Copy every line of the data that contains the string "color".

□ □ □ □ □ □ □

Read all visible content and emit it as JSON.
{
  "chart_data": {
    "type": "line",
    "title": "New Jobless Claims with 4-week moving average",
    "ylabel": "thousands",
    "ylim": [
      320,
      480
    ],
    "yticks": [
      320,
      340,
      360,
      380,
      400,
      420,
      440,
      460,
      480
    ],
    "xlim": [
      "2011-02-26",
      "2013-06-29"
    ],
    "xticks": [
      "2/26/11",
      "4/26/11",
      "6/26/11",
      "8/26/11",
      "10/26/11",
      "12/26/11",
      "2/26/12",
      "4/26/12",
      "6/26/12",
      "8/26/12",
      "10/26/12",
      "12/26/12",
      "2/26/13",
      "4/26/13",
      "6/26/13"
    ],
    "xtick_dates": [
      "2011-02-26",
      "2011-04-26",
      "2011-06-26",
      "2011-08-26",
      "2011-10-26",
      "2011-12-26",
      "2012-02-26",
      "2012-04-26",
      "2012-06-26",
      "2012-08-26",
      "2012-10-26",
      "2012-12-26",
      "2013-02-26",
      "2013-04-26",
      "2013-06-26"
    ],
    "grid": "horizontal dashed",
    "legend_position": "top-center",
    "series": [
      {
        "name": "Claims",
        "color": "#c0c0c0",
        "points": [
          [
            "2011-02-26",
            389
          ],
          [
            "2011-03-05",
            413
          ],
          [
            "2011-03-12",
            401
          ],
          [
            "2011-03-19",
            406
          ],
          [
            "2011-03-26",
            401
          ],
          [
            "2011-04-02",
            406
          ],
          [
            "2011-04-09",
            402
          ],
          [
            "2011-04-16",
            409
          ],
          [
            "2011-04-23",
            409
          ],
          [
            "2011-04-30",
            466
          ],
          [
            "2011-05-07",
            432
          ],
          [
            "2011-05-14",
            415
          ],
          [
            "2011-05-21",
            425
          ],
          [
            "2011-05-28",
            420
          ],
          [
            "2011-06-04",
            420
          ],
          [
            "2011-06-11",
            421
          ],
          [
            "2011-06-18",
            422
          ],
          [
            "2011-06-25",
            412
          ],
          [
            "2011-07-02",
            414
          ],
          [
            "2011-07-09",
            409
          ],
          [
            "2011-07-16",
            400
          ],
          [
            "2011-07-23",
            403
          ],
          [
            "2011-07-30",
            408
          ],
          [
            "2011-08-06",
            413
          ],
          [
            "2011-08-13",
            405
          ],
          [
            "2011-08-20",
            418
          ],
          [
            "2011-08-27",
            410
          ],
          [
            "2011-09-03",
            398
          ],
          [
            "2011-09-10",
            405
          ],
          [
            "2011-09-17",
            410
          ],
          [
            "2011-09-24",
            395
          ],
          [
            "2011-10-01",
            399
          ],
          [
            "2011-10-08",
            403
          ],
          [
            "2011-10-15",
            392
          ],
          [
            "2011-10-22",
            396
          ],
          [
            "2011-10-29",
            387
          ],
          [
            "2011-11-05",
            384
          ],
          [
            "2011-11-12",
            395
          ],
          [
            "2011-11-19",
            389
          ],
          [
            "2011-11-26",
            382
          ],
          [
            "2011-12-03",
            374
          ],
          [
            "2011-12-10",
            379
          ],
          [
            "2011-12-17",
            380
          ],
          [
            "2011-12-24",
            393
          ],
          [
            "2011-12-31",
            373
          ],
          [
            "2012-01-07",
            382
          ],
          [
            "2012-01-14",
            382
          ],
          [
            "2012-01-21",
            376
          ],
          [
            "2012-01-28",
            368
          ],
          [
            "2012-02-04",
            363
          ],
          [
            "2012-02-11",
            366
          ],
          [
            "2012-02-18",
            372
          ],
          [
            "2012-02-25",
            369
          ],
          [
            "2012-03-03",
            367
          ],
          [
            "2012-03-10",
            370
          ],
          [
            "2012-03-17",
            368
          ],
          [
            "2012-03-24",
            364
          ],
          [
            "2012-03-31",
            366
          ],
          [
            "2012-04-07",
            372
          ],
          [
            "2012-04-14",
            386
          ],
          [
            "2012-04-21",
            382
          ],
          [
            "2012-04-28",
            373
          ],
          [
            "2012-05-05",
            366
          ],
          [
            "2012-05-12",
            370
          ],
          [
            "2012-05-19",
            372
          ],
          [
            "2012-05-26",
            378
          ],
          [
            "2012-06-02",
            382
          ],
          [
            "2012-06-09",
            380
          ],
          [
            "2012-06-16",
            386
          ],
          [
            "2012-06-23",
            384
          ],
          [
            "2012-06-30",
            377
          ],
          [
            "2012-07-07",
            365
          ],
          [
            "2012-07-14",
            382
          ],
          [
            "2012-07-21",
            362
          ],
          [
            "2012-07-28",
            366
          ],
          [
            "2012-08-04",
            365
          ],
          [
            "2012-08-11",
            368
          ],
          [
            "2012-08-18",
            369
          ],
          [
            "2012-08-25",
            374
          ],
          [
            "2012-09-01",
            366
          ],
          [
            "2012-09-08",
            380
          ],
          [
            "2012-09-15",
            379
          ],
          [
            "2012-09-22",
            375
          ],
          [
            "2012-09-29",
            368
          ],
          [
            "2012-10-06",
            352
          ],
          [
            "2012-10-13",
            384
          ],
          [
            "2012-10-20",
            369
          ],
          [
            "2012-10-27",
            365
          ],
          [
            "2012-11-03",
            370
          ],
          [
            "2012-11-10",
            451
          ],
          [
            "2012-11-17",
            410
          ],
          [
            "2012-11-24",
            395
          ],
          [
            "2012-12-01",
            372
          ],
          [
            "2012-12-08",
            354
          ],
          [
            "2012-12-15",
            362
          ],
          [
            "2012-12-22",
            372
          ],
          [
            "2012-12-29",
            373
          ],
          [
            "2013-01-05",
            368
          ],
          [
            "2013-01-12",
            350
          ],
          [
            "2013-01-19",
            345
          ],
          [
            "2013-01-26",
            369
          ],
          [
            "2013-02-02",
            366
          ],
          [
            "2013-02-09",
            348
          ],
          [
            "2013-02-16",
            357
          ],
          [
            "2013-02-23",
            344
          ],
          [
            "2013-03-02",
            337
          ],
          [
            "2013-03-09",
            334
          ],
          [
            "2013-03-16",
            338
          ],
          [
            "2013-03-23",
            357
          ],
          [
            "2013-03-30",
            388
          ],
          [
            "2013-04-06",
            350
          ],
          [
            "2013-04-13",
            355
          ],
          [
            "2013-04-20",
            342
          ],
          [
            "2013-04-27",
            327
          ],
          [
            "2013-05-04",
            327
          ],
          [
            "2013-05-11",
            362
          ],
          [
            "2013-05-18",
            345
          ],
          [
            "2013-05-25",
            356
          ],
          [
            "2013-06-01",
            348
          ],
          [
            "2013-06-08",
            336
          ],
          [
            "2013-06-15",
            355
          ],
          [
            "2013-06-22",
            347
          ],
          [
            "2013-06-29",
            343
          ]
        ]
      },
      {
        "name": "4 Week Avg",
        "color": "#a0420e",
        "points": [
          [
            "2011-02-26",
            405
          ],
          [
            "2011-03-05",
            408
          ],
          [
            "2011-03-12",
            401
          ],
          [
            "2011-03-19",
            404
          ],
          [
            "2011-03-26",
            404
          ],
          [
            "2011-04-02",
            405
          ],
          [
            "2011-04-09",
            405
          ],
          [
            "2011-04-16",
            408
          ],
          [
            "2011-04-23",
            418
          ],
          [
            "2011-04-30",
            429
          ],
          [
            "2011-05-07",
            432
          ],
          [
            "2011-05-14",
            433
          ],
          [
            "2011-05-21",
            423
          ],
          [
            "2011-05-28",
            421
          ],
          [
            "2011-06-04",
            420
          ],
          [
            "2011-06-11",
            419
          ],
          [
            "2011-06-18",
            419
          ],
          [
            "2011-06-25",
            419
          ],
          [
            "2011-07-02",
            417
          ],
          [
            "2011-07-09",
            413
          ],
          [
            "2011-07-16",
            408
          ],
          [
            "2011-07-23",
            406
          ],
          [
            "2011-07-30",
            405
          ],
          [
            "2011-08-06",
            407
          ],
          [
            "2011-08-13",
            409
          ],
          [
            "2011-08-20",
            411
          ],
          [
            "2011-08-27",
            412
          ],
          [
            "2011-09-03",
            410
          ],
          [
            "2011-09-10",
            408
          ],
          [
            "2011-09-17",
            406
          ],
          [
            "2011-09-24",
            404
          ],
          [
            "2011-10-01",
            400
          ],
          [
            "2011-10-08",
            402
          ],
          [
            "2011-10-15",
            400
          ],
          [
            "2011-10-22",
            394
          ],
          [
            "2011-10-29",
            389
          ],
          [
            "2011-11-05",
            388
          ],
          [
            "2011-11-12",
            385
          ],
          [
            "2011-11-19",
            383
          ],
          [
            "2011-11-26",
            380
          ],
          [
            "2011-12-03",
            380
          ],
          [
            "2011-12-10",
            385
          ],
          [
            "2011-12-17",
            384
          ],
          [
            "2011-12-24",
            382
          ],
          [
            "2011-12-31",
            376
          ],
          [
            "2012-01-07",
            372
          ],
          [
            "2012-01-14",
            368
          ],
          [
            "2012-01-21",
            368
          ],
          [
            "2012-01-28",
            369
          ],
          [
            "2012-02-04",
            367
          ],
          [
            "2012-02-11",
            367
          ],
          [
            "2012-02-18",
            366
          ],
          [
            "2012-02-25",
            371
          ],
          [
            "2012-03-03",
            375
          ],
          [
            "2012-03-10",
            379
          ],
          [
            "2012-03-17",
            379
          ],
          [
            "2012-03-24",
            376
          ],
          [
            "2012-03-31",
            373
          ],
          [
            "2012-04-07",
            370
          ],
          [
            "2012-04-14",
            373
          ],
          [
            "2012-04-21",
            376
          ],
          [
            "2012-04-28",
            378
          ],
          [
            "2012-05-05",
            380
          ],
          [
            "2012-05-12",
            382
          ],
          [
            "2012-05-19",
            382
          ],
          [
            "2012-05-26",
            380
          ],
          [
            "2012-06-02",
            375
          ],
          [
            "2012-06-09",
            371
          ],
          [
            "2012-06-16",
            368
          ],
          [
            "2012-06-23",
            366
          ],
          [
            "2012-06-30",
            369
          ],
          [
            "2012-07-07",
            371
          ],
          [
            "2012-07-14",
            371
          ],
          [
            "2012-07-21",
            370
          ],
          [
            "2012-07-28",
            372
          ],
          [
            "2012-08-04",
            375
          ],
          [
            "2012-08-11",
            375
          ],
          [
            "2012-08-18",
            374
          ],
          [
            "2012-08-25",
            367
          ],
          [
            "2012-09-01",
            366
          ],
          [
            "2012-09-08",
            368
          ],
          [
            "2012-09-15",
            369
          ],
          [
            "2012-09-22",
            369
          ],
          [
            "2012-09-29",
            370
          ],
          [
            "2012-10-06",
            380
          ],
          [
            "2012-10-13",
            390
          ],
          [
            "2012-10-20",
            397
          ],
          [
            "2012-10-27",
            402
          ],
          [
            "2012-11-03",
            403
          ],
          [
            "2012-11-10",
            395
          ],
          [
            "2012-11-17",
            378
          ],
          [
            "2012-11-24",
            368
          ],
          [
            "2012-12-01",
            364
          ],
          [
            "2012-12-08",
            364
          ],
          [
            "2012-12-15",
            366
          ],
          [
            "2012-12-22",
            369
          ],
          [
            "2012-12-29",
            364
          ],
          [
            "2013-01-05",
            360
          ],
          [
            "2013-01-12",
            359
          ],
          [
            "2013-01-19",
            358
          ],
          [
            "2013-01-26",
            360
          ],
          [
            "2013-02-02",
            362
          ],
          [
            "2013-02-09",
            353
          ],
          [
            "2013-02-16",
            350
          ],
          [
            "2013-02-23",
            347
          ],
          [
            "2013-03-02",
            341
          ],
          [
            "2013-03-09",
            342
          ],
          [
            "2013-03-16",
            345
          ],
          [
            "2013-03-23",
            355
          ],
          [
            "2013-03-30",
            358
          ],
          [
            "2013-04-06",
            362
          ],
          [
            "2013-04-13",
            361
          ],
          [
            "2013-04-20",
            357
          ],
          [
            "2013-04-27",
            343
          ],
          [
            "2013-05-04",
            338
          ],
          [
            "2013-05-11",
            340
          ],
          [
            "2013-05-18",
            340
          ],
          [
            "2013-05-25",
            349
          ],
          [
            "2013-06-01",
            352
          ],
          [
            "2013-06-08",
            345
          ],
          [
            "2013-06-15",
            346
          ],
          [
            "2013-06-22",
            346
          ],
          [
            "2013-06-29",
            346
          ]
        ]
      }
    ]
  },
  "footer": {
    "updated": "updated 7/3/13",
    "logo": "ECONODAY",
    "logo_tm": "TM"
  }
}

□ □ □ □ □ □ □

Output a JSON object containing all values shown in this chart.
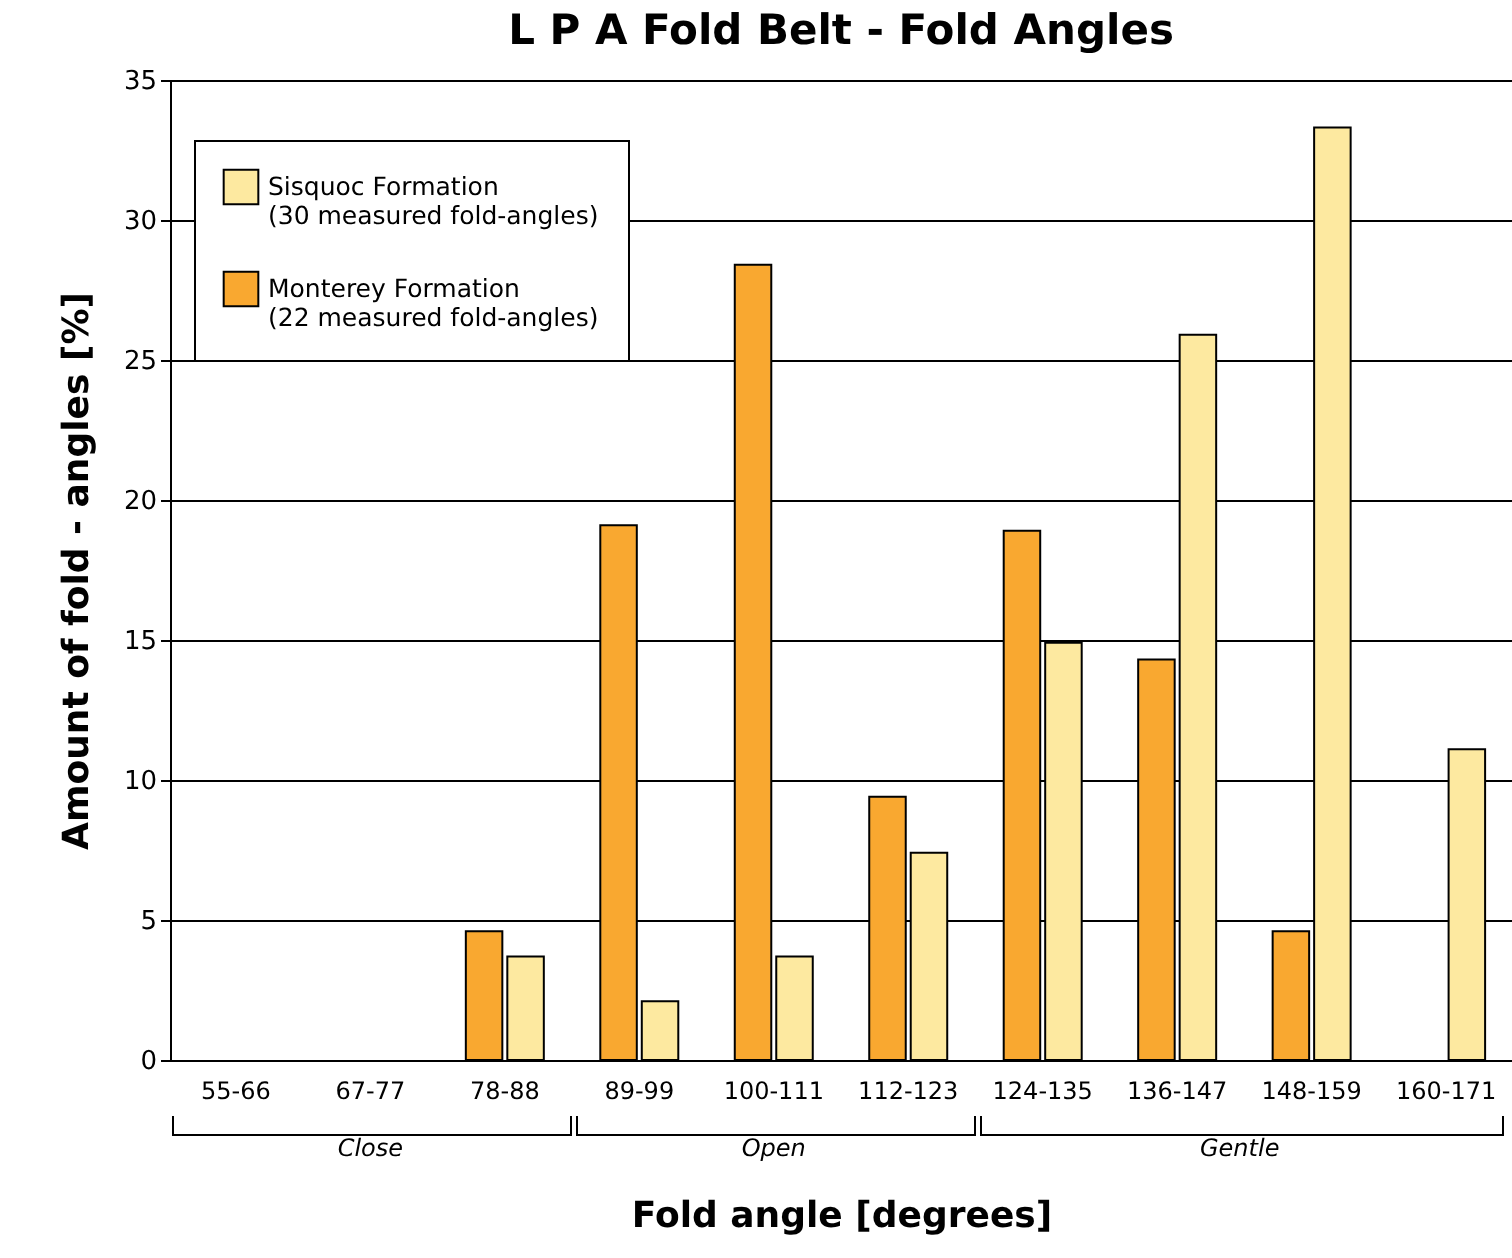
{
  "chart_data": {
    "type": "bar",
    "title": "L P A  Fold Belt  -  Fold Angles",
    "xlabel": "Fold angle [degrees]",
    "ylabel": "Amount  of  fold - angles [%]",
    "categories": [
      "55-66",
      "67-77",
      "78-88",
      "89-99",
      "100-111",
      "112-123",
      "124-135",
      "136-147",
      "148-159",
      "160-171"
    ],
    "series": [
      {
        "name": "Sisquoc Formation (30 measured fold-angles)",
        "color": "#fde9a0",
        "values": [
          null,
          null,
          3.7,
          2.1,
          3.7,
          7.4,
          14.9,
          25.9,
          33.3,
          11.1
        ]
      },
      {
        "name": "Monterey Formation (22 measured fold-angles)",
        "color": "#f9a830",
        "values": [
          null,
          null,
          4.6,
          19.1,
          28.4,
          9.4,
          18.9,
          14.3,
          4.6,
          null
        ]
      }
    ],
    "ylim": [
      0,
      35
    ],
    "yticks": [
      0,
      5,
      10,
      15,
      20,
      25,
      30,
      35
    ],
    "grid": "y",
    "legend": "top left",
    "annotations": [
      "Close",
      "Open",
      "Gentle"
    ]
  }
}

□ □ □ □ □ □ □

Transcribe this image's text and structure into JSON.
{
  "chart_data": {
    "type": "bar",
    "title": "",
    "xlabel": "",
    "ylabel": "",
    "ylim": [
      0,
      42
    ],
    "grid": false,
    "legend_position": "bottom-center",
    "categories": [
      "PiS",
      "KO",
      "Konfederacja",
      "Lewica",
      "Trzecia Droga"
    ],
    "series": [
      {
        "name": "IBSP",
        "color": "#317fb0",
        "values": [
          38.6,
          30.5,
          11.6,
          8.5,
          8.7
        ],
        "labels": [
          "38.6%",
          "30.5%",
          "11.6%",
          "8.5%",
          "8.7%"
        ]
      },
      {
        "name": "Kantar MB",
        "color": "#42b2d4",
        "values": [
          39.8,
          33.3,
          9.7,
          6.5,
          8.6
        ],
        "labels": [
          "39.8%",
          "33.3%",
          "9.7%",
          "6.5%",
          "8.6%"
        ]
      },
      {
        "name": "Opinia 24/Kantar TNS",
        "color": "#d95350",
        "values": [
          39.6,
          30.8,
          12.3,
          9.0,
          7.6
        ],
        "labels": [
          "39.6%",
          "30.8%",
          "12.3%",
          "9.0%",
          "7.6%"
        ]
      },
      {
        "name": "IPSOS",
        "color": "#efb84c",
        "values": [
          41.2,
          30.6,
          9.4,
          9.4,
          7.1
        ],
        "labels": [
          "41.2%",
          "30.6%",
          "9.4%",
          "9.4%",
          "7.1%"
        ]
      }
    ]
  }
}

□ □ □ □ □ □ □

WRITTEN SOLUTION →
        "color": "#c0c0c0",
        "color": "#a0420e",
        "color": "#fde9a0",
        "color": "#f9a830",
        "color": "#317fb0",
        "color": "#42b2d4",
        "color": "#d95350",
        "color": "#efb84c",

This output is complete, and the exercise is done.